Dataset entries
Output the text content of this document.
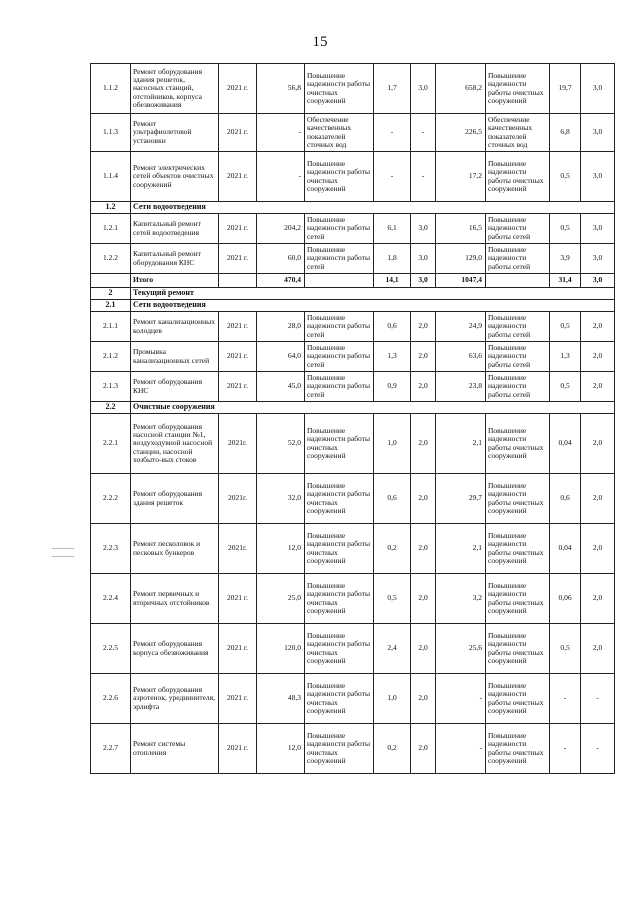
15
1.1.2	Ремонт оборудования здания решеток, насосных станций, отстойников, корпуса обезвоживания	2021 г.	56,8	Повышение надежности работы очистных сооружений	1,7	3,0	658,2	Повышение надежности работы очистных сооружений	19,7	3,0
1.1.3	Ремонт ультрафиолетовой установки	2021 г.	-	Обеспечение качественных показателей сточных вод	-	-	226,5	Обеспечение качественных показателей сточных вод	6,8	3,0
1.1.4	Ремонт электрических сетей объектов очистных сооружений	2021 г.	-	Повышение надежности работы очистных сооружений	-	-	17,2	Повышение надежности работы очистных сооружений	0,5	3,0
1.2	Сети водоотведения									
1.2.1	Капитальный ремонт сетей водоотведения	2021 г.	204,2	Повышение надежности работы сетей	6,1	3,0	16,5	Повышение надежности работы сетей	0,5	3,0
1.2.2	Капитальный ремонт оборудования КНС	2021 г.	60,0	Повышение надежности работы сетей	1,8	3,0	129,0	Повышение надежности работы сетей	3,9	3,0
	Итого		470,4		14,1	3,0	1047,4		31,4	3,0
2	Текущий ремонт									
2.1	Сети водоотведения									
2.1.1	Ремонт канализационных колодцев	2021 г.	28,0	Повышение надежности работы сетей	0,6	2,0	24,9	Повышение надежности работы сетей	0,5	2,0
2.1.2	Промывка канализационных сетей	2021 г.	64,0	Повышение надежности работы сетей	1,3	2,0	63,6	Повышение надежности работы сетей	1,3	2,0
2.1.3	Ремонт оборудования КНС	2021 г.	45,0	Повышение надежности работы сетей	0,9	2,0	23,8	Повышение надежности работы сетей	0,5	2,0
2.2	Очистные сооружения									
2.2.1	Ремонт оборудования насосной станции №1, воздуходувной насосной станции, насосной хозбыто-вых стоков	2021г.	52,0	Повышение надежности работы очистных сооружений	1,0	2,0	2,1	Повышение надежности работы очистных сооружений	0,04	2,0
2.2.2	Ремонт оборудования здания решеток	2021г.	32,0	Повышение надежности работы очистных сооружений	0,6	2,0	29,7	Повышение надежности работы очистных сооружений	0,6	2,0
2.2.3	Ремонт песколовок и песковых бункеров	2021г.	12,0	Повышение надежности работы очистных сооружений	0,2	2,0	2,1	Повышение надежности работы очистных сооружений	0,04	2,0
2.2.4	Ремонт первичных и вторичных отстойников	2021 г.	25,0	Повышение надежности работы очистных сооружений	0,5	2,0	3,2	Повышение надежности работы очистных сооружений	0,06	2,0
2.2.5	Ремонт оборудования корпуса обезвоживания	2021 г.	120,0	Повышение надежности работы очистных сооружений	2,4	2,0	25,6	Повышение надежности работы очистных сооружений	0,5	2,0
2.2.6	Ремонт оборудования аэротенок, уредиинителя, эрлифта	2021 г.	48,3	Повышение надежности работы очистных сооружений	1,0	2,0	-	Повышение надежности работы очистных сооружений	-	-
2.2.7	Ремонт системы отопления	2021 г.	12,0	Повышение надежности работы очистных сооружений	0,2	2,0	-	Повышение надежности работы очистных сооружений	-	-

* What you need to do
Repeat the material exactly as it reads, without any of its pictures.

* Completed task
Output the text content of this document.
15
1.1.2	Ремонт оборудования здания решеток, насосных станций, отстойников, корпуса обезвоживания	2021 г.	56,8	Повышение надежности работы очистных сооружений	1,7	3,0	658,2	Повышение надежности работы очистных сооружений	19,7	3,0
1.1.3	Ремонт ультрафиолетовой установки	2021 г.	-	Обеспечение качественных показателей сточных вод	-	-	226,5	Обеспечение качественных показателей сточных вод	6,8	3,0
1.1.4	Ремонт электрических сетей объектов очистных сооружений	2021 г.	-	Повышение надежности работы очистных сооружений	-	-	17,2	Повышение надежности работы очистных сооружений	0,5	3,0
1.2	Сети водоотведения									
1.2.1	Капитальный ремонт сетей водоотведения	2021 г.	204,2	Повышение надежности работы сетей	6,1	3,0	16,5	Повышение надежности работы сетей	0,5	3,0
1.2.2	Капитальный ремонт оборудования КНС	2021 г.	60,0	Повышение надежности работы сетей	1,8	3,0	129,0	Повышение надежности работы сетей	3,9	3,0
	Итого		470,4		14,1	3,0	1047,4		31,4	3,0
2	Текущий ремонт									
2.1	Сети водоотведения									
2.1.1	Ремонт канализационных колодцев	2021 г.	28,0	Повышение надежности работы сетей	0,6	2,0	24,9	Повышение надежности работы сетей	0,5	2,0
2.1.2	Промывка канализационных сетей	2021 г.	64,0	Повышение надежности работы сетей	1,3	2,0	63,6	Повышение надежности работы сетей	1,3	2,0
2.1.3	Ремонт оборудования КНС	2021 г.	45,0	Повышение надежности работы сетей	0,9	2,0	23,8	Повышение надежности работы сетей	0,5	2,0
2.2	Очистные сооружения									
2.2.1	Ремонт оборудования насосной станции №1, воздуходувной насосной станции, насосной хозбыто-вых стоков	2021г.	52,0	Повышение надежности работы очистных сооружений	1,0	2,0	2,1	Повышение надежности работы очистных сооружений	0,04	2,0
2.2.2	Ремонт оборудования здания решеток	2021г.	32,0	Повышение надежности работы очистных сооружений	0,6	2,0	29,7	Повышение надежности работы очистных сооружений	0,6	2,0
2.2.3	Ремонт песколовок и песковых бункеров	2021г.	12,0	Повышение надежности работы очистных сооружений	0,2	2,0	2,1	Повышение надежности работы очистных сооружений	0,04	2,0
2.2.4	Ремонт первичных и вторичных отстойников	2021 г.	25,0	Повышение надежности работы очистных сооружений	0,5	2,0	3,2	Повышение надежности работы очистных сооружений	0,06	2,0
2.2.5	Ремонт оборудования корпуса обезвоживания	2021 г.	120,0	Повышение надежности работы очистных сооружений	2,4	2,0	25,6	Повышение надежности работы очистных сооружений	0,5	2,0
2.2.6	Ремонт оборудования аэротенок, уредиинителя, эрлифта	2021 г.	48,3	Повышение надежности работы очистных сооружений	1,0	2,0	-	Повышение надежности работы очистных сооружений	-	-
2.2.7	Ремонт системы отопления	2021 г.	12,0	Повышение надежности работы очистных сооружений	0,2	2,0	-	Повышение надежности работы очистных сооружений	-	-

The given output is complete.